>>>
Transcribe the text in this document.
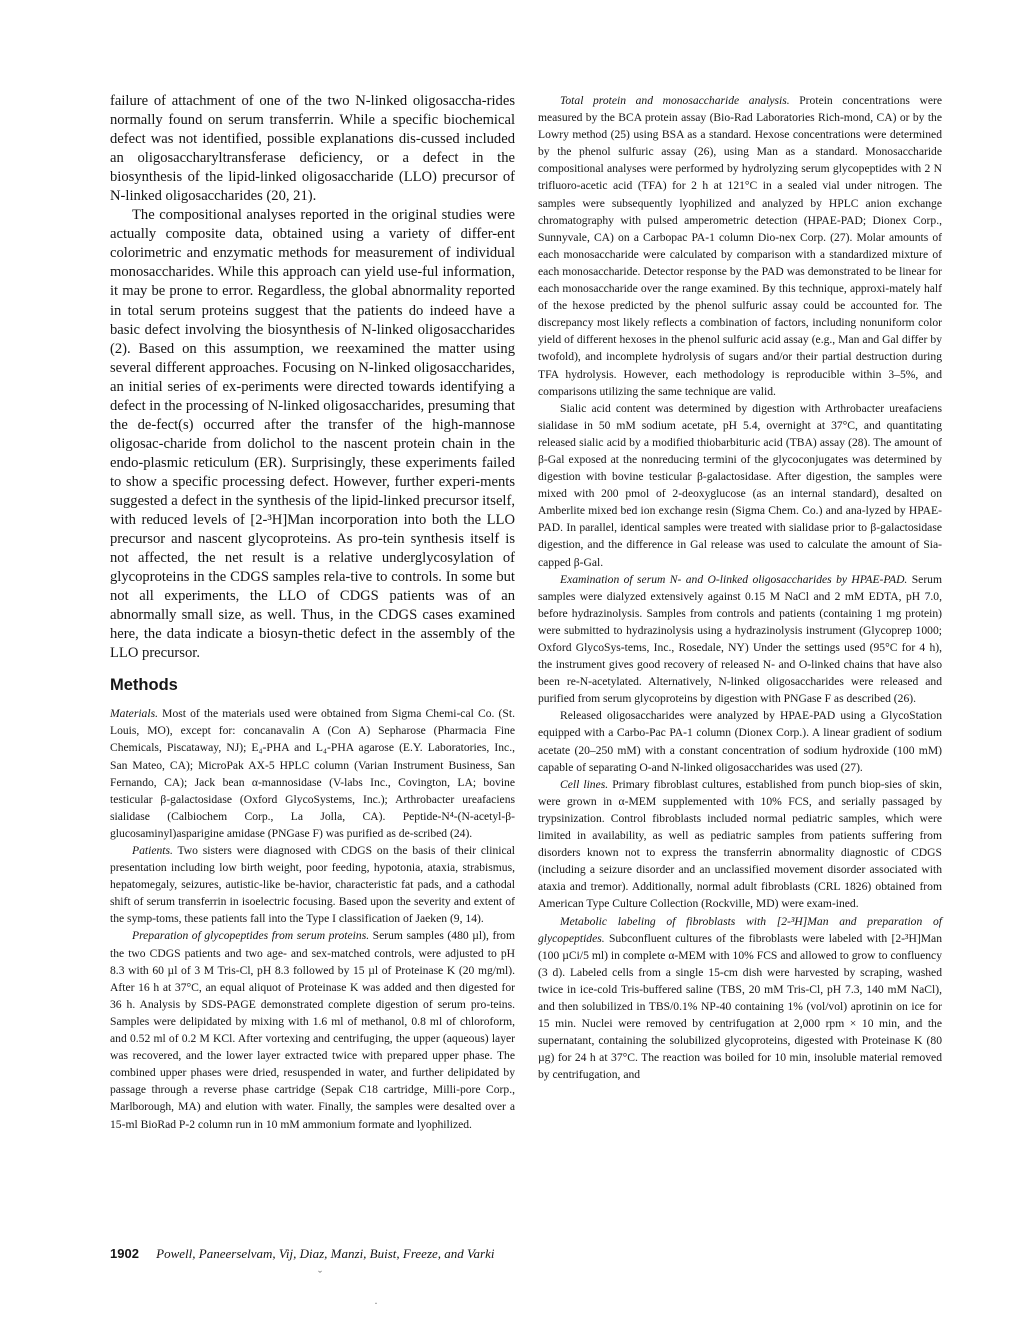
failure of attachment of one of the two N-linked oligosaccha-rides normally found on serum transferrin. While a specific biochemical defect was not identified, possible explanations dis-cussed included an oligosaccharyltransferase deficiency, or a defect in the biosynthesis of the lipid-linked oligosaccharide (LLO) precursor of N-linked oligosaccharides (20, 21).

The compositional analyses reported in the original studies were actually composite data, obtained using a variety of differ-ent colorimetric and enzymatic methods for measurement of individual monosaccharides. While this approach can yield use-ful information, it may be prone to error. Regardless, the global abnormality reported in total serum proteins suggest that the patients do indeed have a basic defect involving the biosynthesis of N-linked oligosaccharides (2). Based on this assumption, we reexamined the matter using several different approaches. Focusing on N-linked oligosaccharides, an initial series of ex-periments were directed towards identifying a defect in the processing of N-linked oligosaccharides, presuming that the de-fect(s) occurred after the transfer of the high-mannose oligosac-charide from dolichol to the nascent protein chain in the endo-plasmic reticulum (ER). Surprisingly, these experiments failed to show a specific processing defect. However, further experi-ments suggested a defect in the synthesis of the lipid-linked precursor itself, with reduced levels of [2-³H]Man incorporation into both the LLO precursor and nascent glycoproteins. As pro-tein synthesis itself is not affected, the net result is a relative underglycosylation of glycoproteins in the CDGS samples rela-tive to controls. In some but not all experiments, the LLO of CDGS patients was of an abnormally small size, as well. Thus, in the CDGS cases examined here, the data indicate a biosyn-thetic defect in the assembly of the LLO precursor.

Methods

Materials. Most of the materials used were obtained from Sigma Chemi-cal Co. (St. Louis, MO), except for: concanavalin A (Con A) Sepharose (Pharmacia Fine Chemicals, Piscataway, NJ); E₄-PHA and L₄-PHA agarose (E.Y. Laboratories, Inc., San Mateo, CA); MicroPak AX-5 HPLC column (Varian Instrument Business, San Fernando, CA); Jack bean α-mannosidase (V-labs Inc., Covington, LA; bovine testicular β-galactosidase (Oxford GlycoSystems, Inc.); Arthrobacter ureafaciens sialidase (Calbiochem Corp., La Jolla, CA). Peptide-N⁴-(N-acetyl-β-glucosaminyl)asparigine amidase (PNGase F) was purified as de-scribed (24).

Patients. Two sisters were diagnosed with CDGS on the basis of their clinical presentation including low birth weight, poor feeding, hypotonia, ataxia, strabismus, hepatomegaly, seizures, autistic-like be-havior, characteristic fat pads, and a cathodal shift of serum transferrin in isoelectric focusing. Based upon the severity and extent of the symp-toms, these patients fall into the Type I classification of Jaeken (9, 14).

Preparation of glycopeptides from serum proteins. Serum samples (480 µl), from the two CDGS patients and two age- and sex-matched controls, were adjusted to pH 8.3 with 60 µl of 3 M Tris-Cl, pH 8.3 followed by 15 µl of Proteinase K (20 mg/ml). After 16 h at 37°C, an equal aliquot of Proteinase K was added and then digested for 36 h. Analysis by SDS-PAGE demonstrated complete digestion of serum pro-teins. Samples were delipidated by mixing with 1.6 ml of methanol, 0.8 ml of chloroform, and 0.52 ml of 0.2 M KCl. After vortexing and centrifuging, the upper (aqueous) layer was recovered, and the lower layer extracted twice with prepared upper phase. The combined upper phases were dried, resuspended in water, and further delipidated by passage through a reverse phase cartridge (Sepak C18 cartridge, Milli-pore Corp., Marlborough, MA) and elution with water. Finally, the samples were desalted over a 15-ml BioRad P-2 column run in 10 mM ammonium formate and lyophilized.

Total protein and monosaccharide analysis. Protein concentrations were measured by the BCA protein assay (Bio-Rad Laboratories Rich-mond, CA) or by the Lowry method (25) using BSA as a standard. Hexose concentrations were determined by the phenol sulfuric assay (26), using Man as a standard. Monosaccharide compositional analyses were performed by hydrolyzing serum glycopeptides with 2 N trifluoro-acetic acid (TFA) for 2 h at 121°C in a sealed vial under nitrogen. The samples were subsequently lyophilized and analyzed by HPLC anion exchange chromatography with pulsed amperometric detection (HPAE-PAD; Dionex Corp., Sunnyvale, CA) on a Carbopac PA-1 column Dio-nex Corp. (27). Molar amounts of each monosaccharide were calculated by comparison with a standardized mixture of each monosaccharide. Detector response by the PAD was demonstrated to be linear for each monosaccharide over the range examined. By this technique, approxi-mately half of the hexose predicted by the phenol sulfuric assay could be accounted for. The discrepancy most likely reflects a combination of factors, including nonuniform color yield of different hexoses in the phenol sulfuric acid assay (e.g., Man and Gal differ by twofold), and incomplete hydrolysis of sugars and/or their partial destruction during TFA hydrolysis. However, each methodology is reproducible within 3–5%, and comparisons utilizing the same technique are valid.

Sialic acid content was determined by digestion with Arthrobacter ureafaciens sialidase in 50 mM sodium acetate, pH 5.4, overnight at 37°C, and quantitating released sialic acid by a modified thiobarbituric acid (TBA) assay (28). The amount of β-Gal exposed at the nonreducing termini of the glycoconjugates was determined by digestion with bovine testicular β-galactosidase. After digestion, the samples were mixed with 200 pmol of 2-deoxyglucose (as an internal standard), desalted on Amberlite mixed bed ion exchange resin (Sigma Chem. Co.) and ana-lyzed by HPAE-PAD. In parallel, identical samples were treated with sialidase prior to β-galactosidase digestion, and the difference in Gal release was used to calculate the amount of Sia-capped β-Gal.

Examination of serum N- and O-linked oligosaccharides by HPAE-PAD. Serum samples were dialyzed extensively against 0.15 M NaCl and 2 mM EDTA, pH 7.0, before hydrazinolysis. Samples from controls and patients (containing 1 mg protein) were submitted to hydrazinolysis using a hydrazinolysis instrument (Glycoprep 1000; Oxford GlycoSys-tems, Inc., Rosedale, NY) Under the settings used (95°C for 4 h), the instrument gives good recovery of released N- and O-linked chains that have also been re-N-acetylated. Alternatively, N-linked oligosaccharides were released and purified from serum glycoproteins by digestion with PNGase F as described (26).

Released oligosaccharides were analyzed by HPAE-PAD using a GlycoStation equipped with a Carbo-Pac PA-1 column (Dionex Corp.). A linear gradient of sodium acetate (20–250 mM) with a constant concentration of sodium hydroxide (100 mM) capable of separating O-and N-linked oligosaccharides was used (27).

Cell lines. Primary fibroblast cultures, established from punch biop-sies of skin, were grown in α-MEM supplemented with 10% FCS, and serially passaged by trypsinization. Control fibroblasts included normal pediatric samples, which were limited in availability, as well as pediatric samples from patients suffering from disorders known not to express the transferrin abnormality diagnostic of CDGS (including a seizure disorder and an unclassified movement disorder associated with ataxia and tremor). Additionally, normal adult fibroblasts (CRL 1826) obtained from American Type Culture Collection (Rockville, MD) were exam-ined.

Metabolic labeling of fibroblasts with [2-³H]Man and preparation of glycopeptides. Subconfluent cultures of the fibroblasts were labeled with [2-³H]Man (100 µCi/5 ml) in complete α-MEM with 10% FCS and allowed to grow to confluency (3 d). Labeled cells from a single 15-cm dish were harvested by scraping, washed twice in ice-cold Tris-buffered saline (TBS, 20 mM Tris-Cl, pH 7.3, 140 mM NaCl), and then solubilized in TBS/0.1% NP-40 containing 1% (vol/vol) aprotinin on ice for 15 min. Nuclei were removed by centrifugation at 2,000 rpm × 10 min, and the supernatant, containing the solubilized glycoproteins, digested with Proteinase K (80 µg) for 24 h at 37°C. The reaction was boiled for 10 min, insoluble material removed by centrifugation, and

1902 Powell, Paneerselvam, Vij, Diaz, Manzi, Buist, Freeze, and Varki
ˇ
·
<<<
→ **What you need to do**:
Because only the text is wanted, copy each record above precisely and omit its pictures.

→ **Expected answer**:
Transcribe the text in this document.
failure of attachment of one of the two N-linked oligosaccha-rides normally found on serum transferrin. While a specific biochemical defect was not identified, possible explanations dis-cussed included an oligosaccharyltransferase deficiency, or a defect in the biosynthesis of the lipid-linked oligosaccharide (LLO) precursor of N-linked oligosaccharides (20, 21).

The compositional analyses reported in the original studies were actually composite data, obtained using a variety of differ-ent colorimetric and enzymatic methods for measurement of individual monosaccharides. While this approach can yield use-ful information, it may be prone to error. Regardless, the global abnormality reported in total serum proteins suggest that the patients do indeed have a basic defect involving the biosynthesis of N-linked oligosaccharides (2). Based on this assumption, we reexamined the matter using several different approaches. Focusing on N-linked oligosaccharides, an initial series of ex-periments were directed towards identifying a defect in the processing of N-linked oligosaccharides, presuming that the de-fect(s) occurred after the transfer of the high-mannose oligosac-charide from dolichol to the nascent protein chain in the endo-plasmic reticulum (ER). Surprisingly, these experiments failed to show a specific processing defect. However, further experi-ments suggested a defect in the synthesis of the lipid-linked precursor itself, with reduced levels of [2-³H]Man incorporation into both the LLO precursor and nascent glycoproteins. As pro-tein synthesis itself is not affected, the net result is a relative underglycosylation of glycoproteins in the CDGS samples rela-tive to controls. In some but not all experiments, the LLO of CDGS patients was of an abnormally small size, as well. Thus, in the CDGS cases examined here, the data indicate a biosyn-thetic defect in the assembly of the LLO precursor.

Methods

Materials. Most of the materials used were obtained from Sigma Chemi-cal Co. (St. Louis, MO), except for: concanavalin A (Con A) Sepharose (Pharmacia Fine Chemicals, Piscataway, NJ); E₄-PHA and L₄-PHA agarose (E.Y. Laboratories, Inc., San Mateo, CA); MicroPak AX-5 HPLC column (Varian Instrument Business, San Fernando, CA); Jack bean α-mannosidase (V-labs Inc., Covington, LA; bovine testicular β-galactosidase (Oxford GlycoSystems, Inc.); Arthrobacter ureafaciens sialidase (Calbiochem Corp., La Jolla, CA). Peptide-N⁴-(N-acetyl-β-glucosaminyl)asparigine amidase (PNGase F) was purified as de-scribed (24).

Patients. Two sisters were diagnosed with CDGS on the basis of their clinical presentation including low birth weight, poor feeding, hypotonia, ataxia, strabismus, hepatomegaly, seizures, autistic-like be-havior, characteristic fat pads, and a cathodal shift of serum transferrin in isoelectric focusing. Based upon the severity and extent of the symp-toms, these patients fall into the Type I classification of Jaeken (9, 14).

Preparation of glycopeptides from serum proteins. Serum samples (480 µl), from the two CDGS patients and two age- and sex-matched controls, were adjusted to pH 8.3 with 60 µl of 3 M Tris-Cl, pH 8.3 followed by 15 µl of Proteinase K (20 mg/ml). After 16 h at 37°C, an equal aliquot of Proteinase K was added and then digested for 36 h. Analysis by SDS-PAGE demonstrated complete digestion of serum pro-teins. Samples were delipidated by mixing with 1.6 ml of methanol, 0.8 ml of chloroform, and 0.52 ml of 0.2 M KCl. After vortexing and centrifuging, the upper (aqueous) layer was recovered, and the lower layer extracted twice with prepared upper phase. The combined upper phases were dried, resuspended in water, and further delipidated by passage through a reverse phase cartridge (Sepak C18 cartridge, Milli-pore Corp., Marlborough, MA) and elution with water. Finally, the samples were desalted over a 15-ml BioRad P-2 column run in 10 mM ammonium formate and lyophilized.

Total protein and monosaccharide analysis. Protein concentrations were measured by the BCA protein assay (Bio-Rad Laboratories Rich-mond, CA) or by the Lowry method (25) using BSA as a standard. Hexose concentrations were determined by the phenol sulfuric assay (26), using Man as a standard. Monosaccharide compositional analyses were performed by hydrolyzing serum glycopeptides with 2 N trifluoro-acetic acid (TFA) for 2 h at 121°C in a sealed vial under nitrogen. The samples were subsequently lyophilized and analyzed by HPLC anion exchange chromatography with pulsed amperometric detection (HPAE-PAD; Dionex Corp., Sunnyvale, CA) on a Carbopac PA-1 column Dio-nex Corp. (27). Molar amounts of each monosaccharide were calculated by comparison with a standardized mixture of each monosaccharide. Detector response by the PAD was demonstrated to be linear for each monosaccharide over the range examined. By this technique, approxi-mately half of the hexose predicted by the phenol sulfuric assay could be accounted for. The discrepancy most likely reflects a combination of factors, including nonuniform color yield of different hexoses in the phenol sulfuric acid assay (e.g., Man and Gal differ by twofold), and incomplete hydrolysis of sugars and/or their partial destruction during TFA hydrolysis. However, each methodology is reproducible within 3–5%, and comparisons utilizing the same technique are valid.

Sialic acid content was determined by digestion with Arthrobacter ureafaciens sialidase in 50 mM sodium acetate, pH 5.4, overnight at 37°C, and quantitating released sialic acid by a modified thiobarbituric acid (TBA) assay (28). The amount of β-Gal exposed at the nonreducing termini of the glycoconjugates was determined by digestion with bovine testicular β-galactosidase. After digestion, the samples were mixed with 200 pmol of 2-deoxyglucose (as an internal standard), desalted on Amberlite mixed bed ion exchange resin (Sigma Chem. Co.) and ana-lyzed by HPAE-PAD. In parallel, identical samples were treated with sialidase prior to β-galactosidase digestion, and the difference in Gal release was used to calculate the amount of Sia-capped β-Gal.

Examination of serum N- and O-linked oligosaccharides by HPAE-PAD. Serum samples were dialyzed extensively against 0.15 M NaCl and 2 mM EDTA, pH 7.0, before hydrazinolysis. Samples from controls and patients (containing 1 mg protein) were submitted to hydrazinolysis using a hydrazinolysis instrument (Glycoprep 1000; Oxford GlycoSys-tems, Inc., Rosedale, NY) Under the settings used (95°C for 4 h), the instrument gives good recovery of released N- and O-linked chains that have also been re-N-acetylated. Alternatively, N-linked oligosaccharides were released and purified from serum glycoproteins by digestion with PNGase F as described (26).

Released oligosaccharides were analyzed by HPAE-PAD using a GlycoStation equipped with a Carbo-Pac PA-1 column (Dionex Corp.). A linear gradient of sodium acetate (20–250 mM) with a constant concentration of sodium hydroxide (100 mM) capable of separating O-and N-linked oligosaccharides was used (27).

Cell lines. Primary fibroblast cultures, established from punch biop-sies of skin, were grown in α-MEM supplemented with 10% FCS, and serially passaged by trypsinization. Control fibroblasts included normal pediatric samples, which were limited in availability, as well as pediatric samples from patients suffering from disorders known not to express the transferrin abnormality diagnostic of CDGS (including a seizure disorder and an unclassified movement disorder associated with ataxia and tremor). Additionally, normal adult fibroblasts (CRL 1826) obtained from American Type Culture Collection (Rockville, MD) were exam-ined.

Metabolic labeling of fibroblasts with [2-³H]Man and preparation of glycopeptides. Subconfluent cultures of the fibroblasts were labeled with [2-³H]Man (100 µCi/5 ml) in complete α-MEM with 10% FCS and allowed to grow to confluency (3 d). Labeled cells from a single 15-cm dish were harvested by scraping, washed twice in ice-cold Tris-buffered saline (TBS, 20 mM Tris-Cl, pH 7.3, 140 mM NaCl), and then solubilized in TBS/0.1% NP-40 containing 1% (vol/vol) aprotinin on ice for 15 min. Nuclei were removed by centrifugation at 2,000 rpm × 10 min, and the supernatant, containing the solubilized glycoproteins, digested with Proteinase K (80 µg) for 24 h at 37°C. The reaction was boiled for 10 min, insoluble material removed by centrifugation, and

1902 Powell, Paneerselvam, Vij, Diaz, Manzi, Buist, Freeze, and Varki
ˇ
·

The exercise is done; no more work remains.